MATERIAL SUPPLIED:
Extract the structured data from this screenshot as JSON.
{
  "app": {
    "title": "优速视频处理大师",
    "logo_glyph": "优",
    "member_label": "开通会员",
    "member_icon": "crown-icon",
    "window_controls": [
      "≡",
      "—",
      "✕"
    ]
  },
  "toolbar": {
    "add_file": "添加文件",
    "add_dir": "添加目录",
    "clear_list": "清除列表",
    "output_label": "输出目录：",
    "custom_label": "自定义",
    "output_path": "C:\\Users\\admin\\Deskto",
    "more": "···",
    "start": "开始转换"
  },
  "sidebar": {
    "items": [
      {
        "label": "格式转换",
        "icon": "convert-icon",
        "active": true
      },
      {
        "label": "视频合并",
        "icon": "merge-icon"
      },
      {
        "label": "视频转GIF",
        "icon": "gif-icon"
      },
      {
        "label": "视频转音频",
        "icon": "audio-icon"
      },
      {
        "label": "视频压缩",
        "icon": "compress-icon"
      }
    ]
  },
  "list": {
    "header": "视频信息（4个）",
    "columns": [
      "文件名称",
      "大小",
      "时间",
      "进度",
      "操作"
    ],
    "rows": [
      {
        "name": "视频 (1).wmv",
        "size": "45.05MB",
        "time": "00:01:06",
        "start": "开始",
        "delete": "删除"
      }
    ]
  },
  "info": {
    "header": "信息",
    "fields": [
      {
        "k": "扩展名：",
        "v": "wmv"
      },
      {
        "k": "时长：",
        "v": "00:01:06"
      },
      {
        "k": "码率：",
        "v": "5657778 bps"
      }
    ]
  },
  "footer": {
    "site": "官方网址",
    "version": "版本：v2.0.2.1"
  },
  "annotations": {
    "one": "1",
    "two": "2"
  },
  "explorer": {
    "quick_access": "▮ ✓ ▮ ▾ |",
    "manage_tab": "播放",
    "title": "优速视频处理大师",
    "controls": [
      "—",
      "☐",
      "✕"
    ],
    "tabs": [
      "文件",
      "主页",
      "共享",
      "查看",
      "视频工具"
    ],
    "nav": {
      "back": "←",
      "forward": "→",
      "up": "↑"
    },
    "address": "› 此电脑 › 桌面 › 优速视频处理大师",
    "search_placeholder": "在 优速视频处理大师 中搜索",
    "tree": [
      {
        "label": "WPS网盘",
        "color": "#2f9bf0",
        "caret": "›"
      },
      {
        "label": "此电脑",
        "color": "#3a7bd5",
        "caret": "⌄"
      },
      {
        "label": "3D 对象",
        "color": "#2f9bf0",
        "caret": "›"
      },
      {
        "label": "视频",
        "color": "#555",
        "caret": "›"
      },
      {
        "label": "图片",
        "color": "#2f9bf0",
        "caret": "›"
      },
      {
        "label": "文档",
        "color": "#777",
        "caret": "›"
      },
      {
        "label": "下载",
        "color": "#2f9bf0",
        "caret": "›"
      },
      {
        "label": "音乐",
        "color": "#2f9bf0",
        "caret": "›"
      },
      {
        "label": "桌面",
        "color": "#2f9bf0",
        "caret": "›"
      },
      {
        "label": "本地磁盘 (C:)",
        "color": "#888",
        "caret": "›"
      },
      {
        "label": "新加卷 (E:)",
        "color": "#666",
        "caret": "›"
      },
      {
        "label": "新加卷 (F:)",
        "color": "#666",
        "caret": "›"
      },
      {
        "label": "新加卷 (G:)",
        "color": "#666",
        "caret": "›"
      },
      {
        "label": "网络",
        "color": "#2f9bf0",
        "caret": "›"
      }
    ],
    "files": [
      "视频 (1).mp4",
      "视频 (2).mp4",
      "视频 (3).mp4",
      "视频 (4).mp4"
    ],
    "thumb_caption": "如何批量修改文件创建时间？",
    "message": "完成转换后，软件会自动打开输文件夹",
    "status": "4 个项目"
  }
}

SHORT PROBLEM:
From the first line to the last, retype the data exactly.

THE RESULT:
Extract the structured data from this screenshot as JSON.
{
  "app": {
    "title": "优速视频处理大师",
    "logo_glyph": "优",
    "member_label": "开通会员",
    "member_icon": "crown-icon",
    "window_controls": [
      "≡",
      "—",
      "✕"
    ]
  },
  "toolbar": {
    "add_file": "添加文件",
    "add_dir": "添加目录",
    "clear_list": "清除列表",
    "output_label": "输出目录：",
    "custom_label": "自定义",
    "output_path": "C:\\Users\\admin\\Deskto",
    "more": "···",
    "start": "开始转换"
  },
  "sidebar": {
    "items": [
      {
        "label": "格式转换",
        "icon": "convert-icon",
        "active": true
      },
      {
        "label": "视频合并",
        "icon": "merge-icon"
      },
      {
        "label": "视频转GIF",
        "icon": "gif-icon"
      },
      {
        "label": "视频转音频",
        "icon": "audio-icon"
      },
      {
        "label": "视频压缩",
        "icon": "compress-icon"
      }
    ]
  },
  "list": {
    "header": "视频信息（4个）",
    "columns": [
      "文件名称",
      "大小",
      "时间",
      "进度",
      "操作"
    ],
    "rows": [
      {
        "name": "视频 (1).wmv",
        "size": "45.05MB",
        "time": "00:01:06",
        "start": "开始",
        "delete": "删除"
      }
    ]
  },
  "info": {
    "header": "信息",
    "fields": [
      {
        "k": "扩展名：",
        "v": "wmv"
      },
      {
        "k": "时长：",
        "v": "00:01:06"
      },
      {
        "k": "码率：",
        "v": "5657778 bps"
      }
    ]
  },
  "footer": {
    "site": "官方网址",
    "version": "版本：v2.0.2.1"
  },
  "annotations": {
    "one": "1",
    "two": "2"
  },
  "explorer": {
    "quick_access": "▮ ✓ ▮ ▾ |",
    "manage_tab": "播放",
    "title": "优速视频处理大师",
    "controls": [
      "—",
      "☐",
      "✕"
    ],
    "tabs": [
      "文件",
      "主页",
      "共享",
      "查看",
      "视频工具"
    ],
    "nav": {
      "back": "←",
      "forward": "→",
      "up": "↑"
    },
    "address": "› 此电脑 › 桌面 › 优速视频处理大师",
    "search_placeholder": "在 优速视频处理大师 中搜索",
    "tree": [
      {
        "label": "WPS网盘",
        "color": "#2f9bf0",
        "caret": "›"
      },
      {
        "label": "此电脑",
        "color": "#3a7bd5",
        "caret": "⌄"
      },
      {
        "label": "3D 对象",
        "color": "#2f9bf0",
        "caret": "›"
      },
      {
        "label": "视频",
        "color": "#555",
        "caret": "›"
      },
      {
        "label": "图片",
        "color": "#2f9bf0",
        "caret": "›"
      },
      {
        "label": "文档",
        "color": "#777",
        "caret": "›"
      },
      {
        "label": "下载",
        "color": "#2f9bf0",
        "caret": "›"
      },
      {
        "label": "音乐",
        "color": "#2f9bf0",
        "caret": "›"
      },
      {
        "label": "桌面",
        "color": "#2f9bf0",
        "caret": "›"
      },
      {
        "label": "本地磁盘 (C:)",
        "color": "#888",
        "caret": "›"
      },
      {
        "label": "新加卷 (E:)",
        "color": "#666",
        "caret": "›"
      },
      {
        "label": "新加卷 (F:)",
        "color": "#666",
        "caret": "›"
      },
      {
        "label": "新加卷 (G:)",
        "color": "#666",
        "caret": "›"
      },
      {
        "label": "网络",
        "color": "#2f9bf0",
        "caret": "›"
      }
    ],
    "files": [
      "视频 (1).mp4",
      "视频 (2).mp4",
      "视频 (3).mp4",
      "视频 (4).mp4"
    ],
    "thumb_caption": "如何批量修改文件创建时间？",
    "message": "完成转换后，软件会自动打开输文件夹",
    "status": "4 个项目"
  }
}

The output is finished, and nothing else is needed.